--- BEGIN ---

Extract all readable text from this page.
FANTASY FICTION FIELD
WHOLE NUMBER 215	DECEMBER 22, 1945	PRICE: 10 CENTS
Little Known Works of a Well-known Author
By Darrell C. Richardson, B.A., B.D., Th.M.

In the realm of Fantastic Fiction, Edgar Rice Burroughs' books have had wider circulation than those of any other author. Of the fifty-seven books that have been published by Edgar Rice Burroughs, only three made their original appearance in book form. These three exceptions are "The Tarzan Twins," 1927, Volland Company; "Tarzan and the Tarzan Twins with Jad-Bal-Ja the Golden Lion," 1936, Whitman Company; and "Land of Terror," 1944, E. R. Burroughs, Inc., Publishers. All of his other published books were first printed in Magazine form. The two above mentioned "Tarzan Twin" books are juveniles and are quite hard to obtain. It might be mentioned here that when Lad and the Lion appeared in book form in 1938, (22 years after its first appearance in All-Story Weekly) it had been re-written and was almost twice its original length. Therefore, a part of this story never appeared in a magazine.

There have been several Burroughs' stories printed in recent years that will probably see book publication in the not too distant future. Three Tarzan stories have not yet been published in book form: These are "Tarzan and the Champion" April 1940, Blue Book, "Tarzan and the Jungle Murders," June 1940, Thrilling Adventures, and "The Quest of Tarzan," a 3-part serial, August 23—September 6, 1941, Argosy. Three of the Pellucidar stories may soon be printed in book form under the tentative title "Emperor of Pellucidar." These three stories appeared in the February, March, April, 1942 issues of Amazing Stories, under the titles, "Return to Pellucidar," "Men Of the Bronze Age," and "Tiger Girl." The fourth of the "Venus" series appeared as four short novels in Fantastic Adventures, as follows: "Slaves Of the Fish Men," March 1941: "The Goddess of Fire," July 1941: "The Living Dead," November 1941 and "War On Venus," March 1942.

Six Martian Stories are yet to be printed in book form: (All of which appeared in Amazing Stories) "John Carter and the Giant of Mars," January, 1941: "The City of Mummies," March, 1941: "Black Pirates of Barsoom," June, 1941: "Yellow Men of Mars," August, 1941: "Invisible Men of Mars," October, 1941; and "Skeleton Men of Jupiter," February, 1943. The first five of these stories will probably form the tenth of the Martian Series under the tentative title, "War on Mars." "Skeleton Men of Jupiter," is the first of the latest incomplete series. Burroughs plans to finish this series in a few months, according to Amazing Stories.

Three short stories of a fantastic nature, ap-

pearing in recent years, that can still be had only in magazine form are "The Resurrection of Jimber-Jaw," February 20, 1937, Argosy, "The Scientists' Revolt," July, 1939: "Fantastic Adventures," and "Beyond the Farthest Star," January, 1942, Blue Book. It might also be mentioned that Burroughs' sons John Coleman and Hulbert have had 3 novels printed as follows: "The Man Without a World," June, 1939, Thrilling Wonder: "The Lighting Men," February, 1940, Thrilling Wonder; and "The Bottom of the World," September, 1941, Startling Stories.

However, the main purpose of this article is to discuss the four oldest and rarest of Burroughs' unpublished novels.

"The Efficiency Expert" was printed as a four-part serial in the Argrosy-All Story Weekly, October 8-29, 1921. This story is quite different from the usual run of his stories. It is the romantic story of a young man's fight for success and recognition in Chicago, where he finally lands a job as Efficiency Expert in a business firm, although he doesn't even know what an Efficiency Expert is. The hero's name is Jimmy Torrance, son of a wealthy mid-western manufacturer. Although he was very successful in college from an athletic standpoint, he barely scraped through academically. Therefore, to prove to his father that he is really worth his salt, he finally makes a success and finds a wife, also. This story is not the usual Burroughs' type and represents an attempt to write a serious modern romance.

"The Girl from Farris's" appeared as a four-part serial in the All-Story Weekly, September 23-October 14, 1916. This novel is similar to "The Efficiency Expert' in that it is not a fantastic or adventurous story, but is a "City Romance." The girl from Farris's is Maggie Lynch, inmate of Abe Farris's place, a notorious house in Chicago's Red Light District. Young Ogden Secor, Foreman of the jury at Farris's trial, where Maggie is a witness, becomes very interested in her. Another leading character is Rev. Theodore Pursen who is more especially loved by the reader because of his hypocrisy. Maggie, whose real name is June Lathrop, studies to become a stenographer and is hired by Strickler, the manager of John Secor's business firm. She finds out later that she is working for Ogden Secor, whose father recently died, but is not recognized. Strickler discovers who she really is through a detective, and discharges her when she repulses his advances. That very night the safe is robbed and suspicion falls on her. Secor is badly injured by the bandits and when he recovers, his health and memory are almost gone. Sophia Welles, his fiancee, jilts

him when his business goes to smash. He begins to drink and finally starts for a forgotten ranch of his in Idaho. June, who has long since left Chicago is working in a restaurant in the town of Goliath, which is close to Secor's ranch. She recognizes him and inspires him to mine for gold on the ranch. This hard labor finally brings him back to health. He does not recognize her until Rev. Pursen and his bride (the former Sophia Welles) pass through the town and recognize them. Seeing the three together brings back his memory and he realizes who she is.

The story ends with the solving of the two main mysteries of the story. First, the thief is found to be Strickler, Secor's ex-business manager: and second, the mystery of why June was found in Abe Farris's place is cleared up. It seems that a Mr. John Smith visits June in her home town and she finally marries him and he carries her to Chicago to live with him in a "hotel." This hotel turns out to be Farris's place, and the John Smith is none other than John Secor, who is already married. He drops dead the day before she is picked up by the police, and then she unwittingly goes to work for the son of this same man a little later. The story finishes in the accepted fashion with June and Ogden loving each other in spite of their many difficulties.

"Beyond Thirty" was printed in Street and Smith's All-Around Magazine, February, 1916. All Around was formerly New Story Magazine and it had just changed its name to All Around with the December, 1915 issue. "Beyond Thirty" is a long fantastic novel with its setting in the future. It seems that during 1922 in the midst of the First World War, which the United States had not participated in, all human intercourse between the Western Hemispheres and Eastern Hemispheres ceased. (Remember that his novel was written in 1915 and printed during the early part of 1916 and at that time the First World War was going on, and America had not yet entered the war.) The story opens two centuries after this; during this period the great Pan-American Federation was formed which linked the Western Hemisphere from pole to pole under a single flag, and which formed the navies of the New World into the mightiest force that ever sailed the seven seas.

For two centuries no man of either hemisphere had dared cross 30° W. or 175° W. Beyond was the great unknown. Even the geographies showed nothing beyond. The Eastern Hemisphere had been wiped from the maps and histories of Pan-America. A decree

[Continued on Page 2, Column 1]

--- END ---

◆ Directions: Each line in the listing above that contains "Eastern" should be copied.

◆ Written answer:
"Beyond Thirty" was printed in Street and Smith's All-Around Magazine, February, 1916. All Around was formerly New Story Magazine and it had just changed its name to All Around with the December, 1915 issue. "Beyond Thirty" is a long fantastic novel with its setting in the future. It seems that during 1922 in the midst of the First World War, which the United States had not participated in, all human intercourse between the Western Hemispheres and Eastern Hemispheres ceased. (Remember that his novel was written in 1915 and printed during the early part of 1916 and at that time the First World War was going on, and America had not yet entered the war.) The story opens two centuries after this; during this period the great Pan-American Federation was formed which linked the Western Hemisphere from pole to pole under a single flag, and which formed the navies of the New World into the mightiest force that ever sailed the seven seas.
For two centuries no man of either hemisphere had dared cross 30° W. or 175° W. Beyond was the great unknown. Even the geographies showed nothing beyond. The Eastern Hemisphere had been wiped from the maps and histories of Pan-America. A decree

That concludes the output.